◆ **SHORT TASK A**:
List every quality that the coffee review passage says readers look for in a coffee.

-- Begin SOURCE PASSAGE --

What coffees do readers of Coffee Review actually drink, as oppose to read about? Are their
tastes fairly similar to mine, or are they marching to some different coffee drummer?
This review and next month’s suggest some answers to those questions. Over the last few
months readers have nominated close to two hundred coffees for review. Sometimes the reader
simply delivered the name of the coffee and a rating, sometimes a line or two of praise,
occasionally a few delightful and informative paragraphs of confessional enthusiasm.
My co-worker Morgan and I began working through the nominations starting with the
earliest and working toward the present, until we had turned up about thirty nominated coffees.
It took about seventy or eighty nominations to get to thirty coffees — in many cases we failed to
find contact information for the nominated roasting company; in other instances the roaster chose
not to respond to our invitation to send us coffees.
Starbucks garnered the most nominations among the group we worked through — about
eight. Only one canned coffee was nominated, the MJB 100% Colombian reviewed here. Other
nominations ranged from coffees from large specialty roasters like Timothy’s World Coffee and
Diedrich Coffee to interesting small roasters I never would have come across without the help of
a reader. The thirty coffees that made it to the cupping table ranged from medium roasts through
medium-dark roasts, dark roasts and espressos.
All at the Same Cupping Table
Based on the coffees that actually made it from email nomination to palate, readers are looking for
about the same pleasures in a coffee that I am: complexity, nuance, balance, clean and agreeable
finish. Most strikingly, if we delete two totally out-of-context oddities that turned up (more on
that below), the average rating for these thirty reader-selected coffees was several points higher
than the average rating for the coffees that usually turn up for my reviews.
In other words, readers — coffee-savvy readers at any rate — may be doing considerably
better at identifying quality than some of the roasters themselves.
Ten this Month, Ten Next
Here are reviews of ten drip coffees, ranging in roast style from very light to very dark. Next
month another ten reviews will appear, including reviews of five excellent espresso coffees.
Whenever feasible, I introduced the reader’s evaluation along with mine. Many of these
email nomination speeches were quite short and to the point: “I like it!” In other instances,
readers presented more complex evaluations, evaluations that I almost always basically agreed
with, even though my language differed.

-- End SOURCE PASSAGE --
-- Begin DATA LINES --

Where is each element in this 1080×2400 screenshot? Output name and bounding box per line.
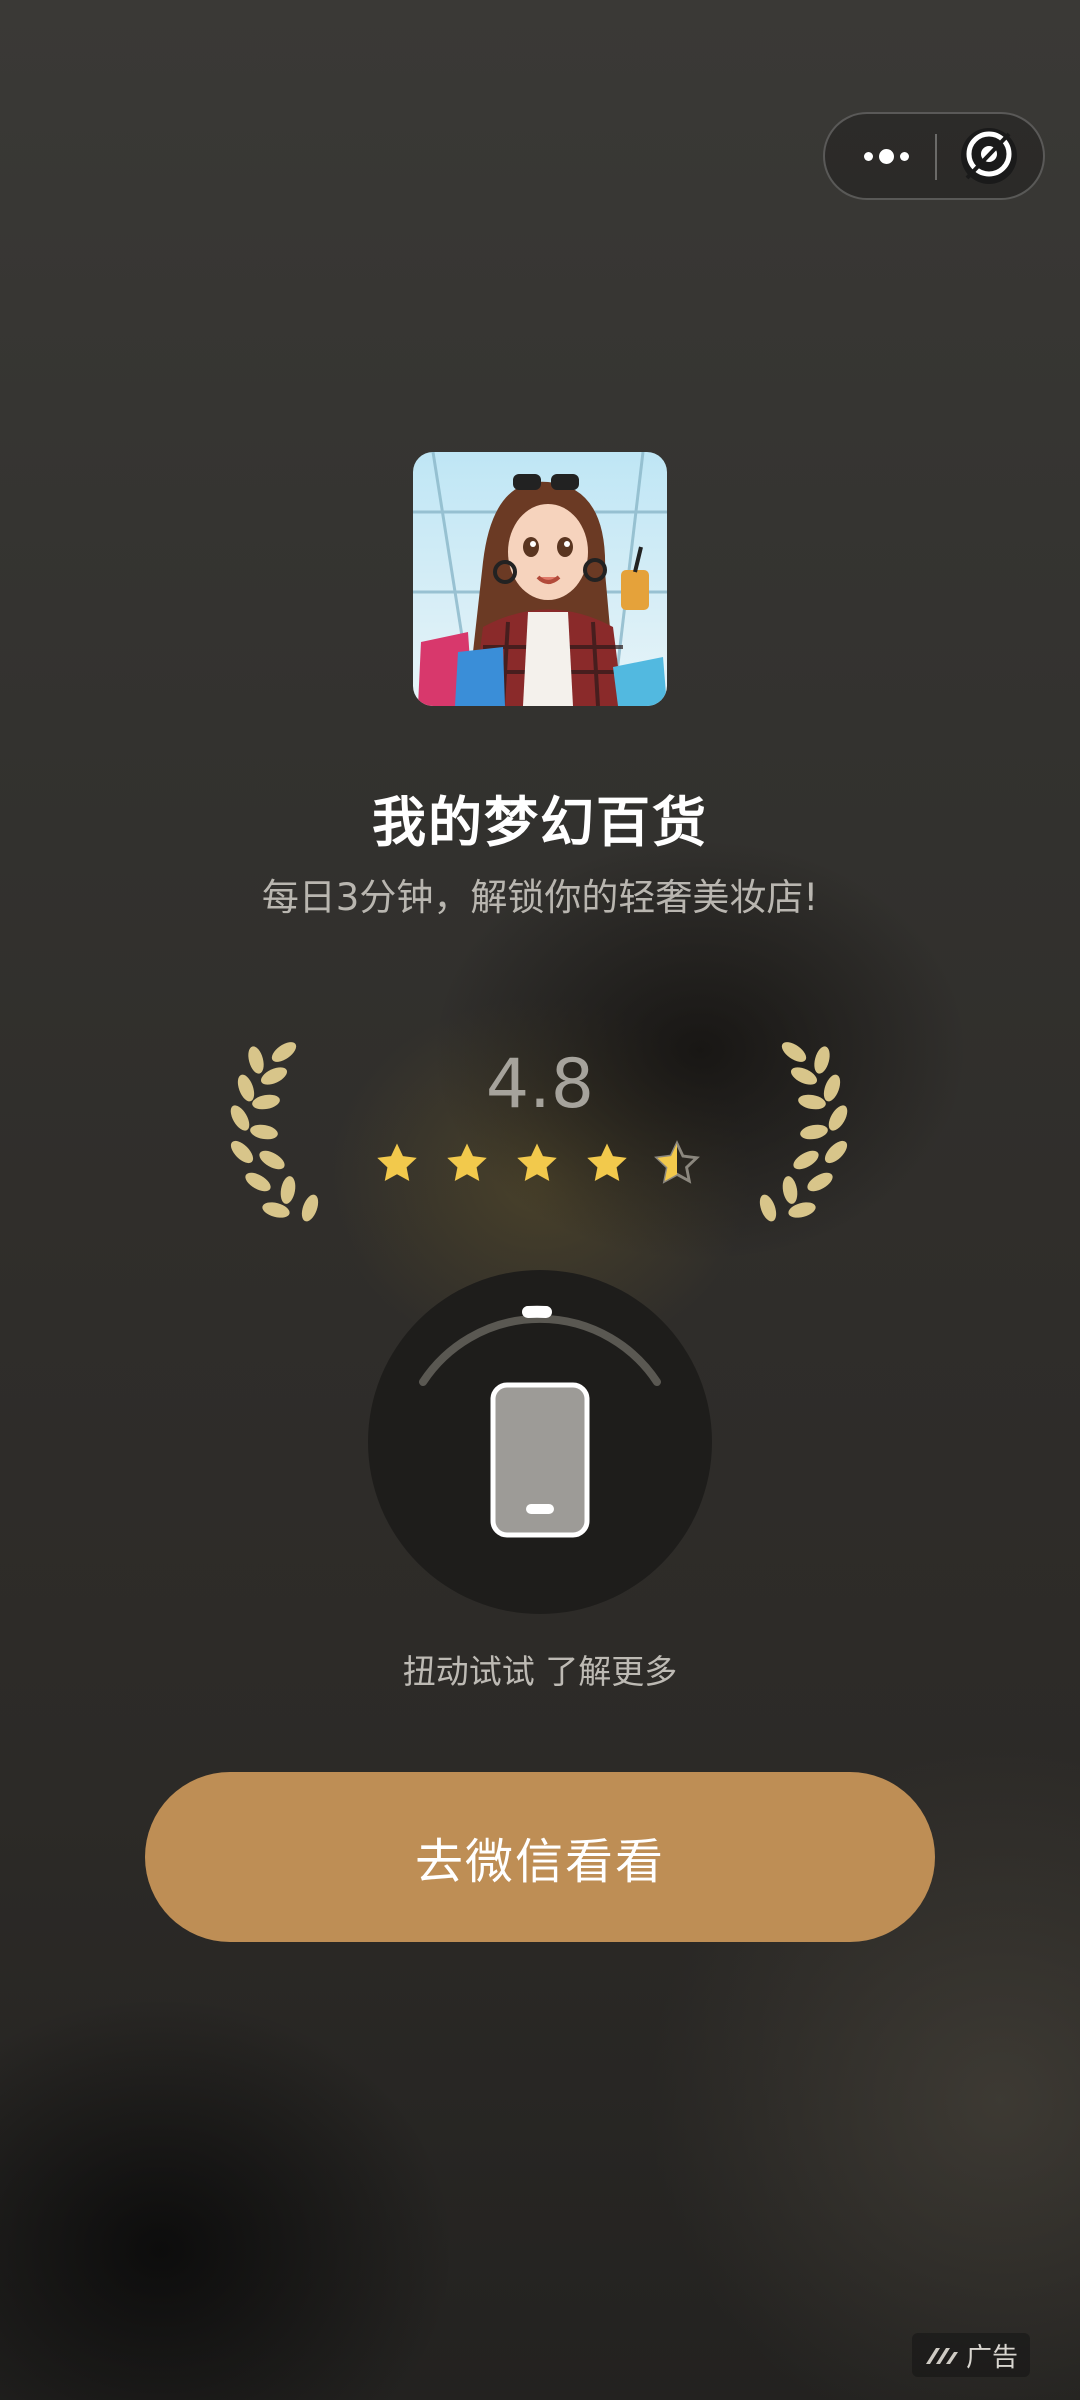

-- End DATA LINES --
-- Begin DATA LINES --

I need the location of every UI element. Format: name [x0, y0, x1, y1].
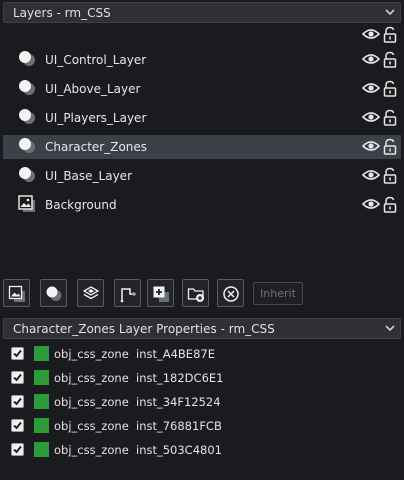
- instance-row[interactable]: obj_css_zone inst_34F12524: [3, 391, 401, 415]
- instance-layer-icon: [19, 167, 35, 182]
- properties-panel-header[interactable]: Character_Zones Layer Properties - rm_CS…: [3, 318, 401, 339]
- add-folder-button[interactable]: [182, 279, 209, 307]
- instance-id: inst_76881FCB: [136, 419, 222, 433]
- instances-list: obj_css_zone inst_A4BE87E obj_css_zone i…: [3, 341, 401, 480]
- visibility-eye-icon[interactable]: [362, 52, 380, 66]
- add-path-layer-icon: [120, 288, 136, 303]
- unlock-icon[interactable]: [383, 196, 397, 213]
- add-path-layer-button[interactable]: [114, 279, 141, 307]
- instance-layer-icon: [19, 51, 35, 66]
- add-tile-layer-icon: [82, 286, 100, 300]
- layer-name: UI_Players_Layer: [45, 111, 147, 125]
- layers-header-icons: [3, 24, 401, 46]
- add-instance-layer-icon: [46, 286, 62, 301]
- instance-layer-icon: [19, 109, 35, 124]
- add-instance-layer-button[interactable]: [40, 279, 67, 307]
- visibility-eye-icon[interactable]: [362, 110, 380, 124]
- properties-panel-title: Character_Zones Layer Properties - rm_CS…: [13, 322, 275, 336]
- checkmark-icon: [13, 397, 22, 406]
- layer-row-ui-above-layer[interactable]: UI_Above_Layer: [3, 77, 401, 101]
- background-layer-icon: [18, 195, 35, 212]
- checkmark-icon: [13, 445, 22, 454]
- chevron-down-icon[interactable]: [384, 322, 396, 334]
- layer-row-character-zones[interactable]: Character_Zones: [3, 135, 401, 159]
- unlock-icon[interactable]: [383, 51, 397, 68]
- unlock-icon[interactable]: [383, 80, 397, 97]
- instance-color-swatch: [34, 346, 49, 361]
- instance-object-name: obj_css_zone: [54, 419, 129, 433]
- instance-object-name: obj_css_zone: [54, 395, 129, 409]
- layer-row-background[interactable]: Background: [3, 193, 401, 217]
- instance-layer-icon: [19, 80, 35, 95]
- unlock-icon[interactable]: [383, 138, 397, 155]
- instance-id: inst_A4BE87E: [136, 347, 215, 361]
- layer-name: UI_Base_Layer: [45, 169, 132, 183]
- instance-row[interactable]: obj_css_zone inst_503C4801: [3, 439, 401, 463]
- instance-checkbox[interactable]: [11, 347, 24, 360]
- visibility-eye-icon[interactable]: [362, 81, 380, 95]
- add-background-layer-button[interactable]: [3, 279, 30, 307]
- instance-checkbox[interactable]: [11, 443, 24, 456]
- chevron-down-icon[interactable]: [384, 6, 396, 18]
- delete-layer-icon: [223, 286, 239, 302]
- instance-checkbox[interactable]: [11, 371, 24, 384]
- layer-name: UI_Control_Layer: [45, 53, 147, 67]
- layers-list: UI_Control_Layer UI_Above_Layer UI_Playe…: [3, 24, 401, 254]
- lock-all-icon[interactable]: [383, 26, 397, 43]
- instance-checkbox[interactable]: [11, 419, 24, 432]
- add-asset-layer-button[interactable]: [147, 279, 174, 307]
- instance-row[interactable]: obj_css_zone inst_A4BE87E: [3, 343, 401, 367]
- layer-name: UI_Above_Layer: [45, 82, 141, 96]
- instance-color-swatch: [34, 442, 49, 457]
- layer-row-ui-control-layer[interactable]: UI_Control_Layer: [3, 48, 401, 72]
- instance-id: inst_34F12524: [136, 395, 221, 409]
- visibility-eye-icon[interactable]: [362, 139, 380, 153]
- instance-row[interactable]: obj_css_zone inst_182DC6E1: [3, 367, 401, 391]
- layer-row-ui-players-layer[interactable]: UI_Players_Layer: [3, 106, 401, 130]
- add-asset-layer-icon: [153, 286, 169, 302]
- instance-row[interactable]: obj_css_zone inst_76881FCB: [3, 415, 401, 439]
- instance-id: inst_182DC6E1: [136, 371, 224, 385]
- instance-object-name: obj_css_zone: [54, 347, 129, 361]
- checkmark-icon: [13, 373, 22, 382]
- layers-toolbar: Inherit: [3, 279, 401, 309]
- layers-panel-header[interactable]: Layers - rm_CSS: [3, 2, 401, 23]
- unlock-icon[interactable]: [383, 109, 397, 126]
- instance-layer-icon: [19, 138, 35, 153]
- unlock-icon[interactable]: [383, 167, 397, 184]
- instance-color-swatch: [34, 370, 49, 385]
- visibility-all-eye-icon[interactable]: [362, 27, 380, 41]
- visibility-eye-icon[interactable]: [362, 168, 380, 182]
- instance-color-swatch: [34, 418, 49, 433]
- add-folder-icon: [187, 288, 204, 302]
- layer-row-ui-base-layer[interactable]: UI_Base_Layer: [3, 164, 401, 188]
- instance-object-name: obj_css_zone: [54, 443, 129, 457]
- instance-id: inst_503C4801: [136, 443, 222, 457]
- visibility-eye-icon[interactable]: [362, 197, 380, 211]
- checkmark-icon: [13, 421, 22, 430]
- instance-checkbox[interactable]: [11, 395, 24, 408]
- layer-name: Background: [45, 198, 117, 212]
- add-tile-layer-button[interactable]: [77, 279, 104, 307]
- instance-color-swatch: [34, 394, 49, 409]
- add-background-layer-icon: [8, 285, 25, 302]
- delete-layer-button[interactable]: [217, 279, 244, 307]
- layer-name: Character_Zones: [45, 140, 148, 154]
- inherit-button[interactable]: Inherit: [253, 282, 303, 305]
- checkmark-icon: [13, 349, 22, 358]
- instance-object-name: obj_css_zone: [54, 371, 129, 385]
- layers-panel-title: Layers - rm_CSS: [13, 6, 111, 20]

-- End DATA LINES --

◆ **SHORT TASK B**:
Rewrite the listing from the line containing "I need the location" up to and including the line containing "- properties-panel-header[interactable]: Character_Zones", changing "instance-layer-icon" to "instance-layer-glyph" and leaving everything else unchanged. Omit the picture from your answer.

◆ **COMPLETE OUTPUT A**:
- complexity
- nuance
- balance
- clean and agreeable finish

◆ **COMPLETE OUTPUT B**:
I need the location of every UI element. Format: name [x0, y0, x1, y1].
- instance-row[interactable]: obj_css_zone inst_34F12524: [3, 391, 401, 415]
- instance-layer-glyph: [19, 167, 35, 182]
- properties-panel-header[interactable]: Character_Zones Layer Properties - rm_CS…: [3, 318, 401, 339]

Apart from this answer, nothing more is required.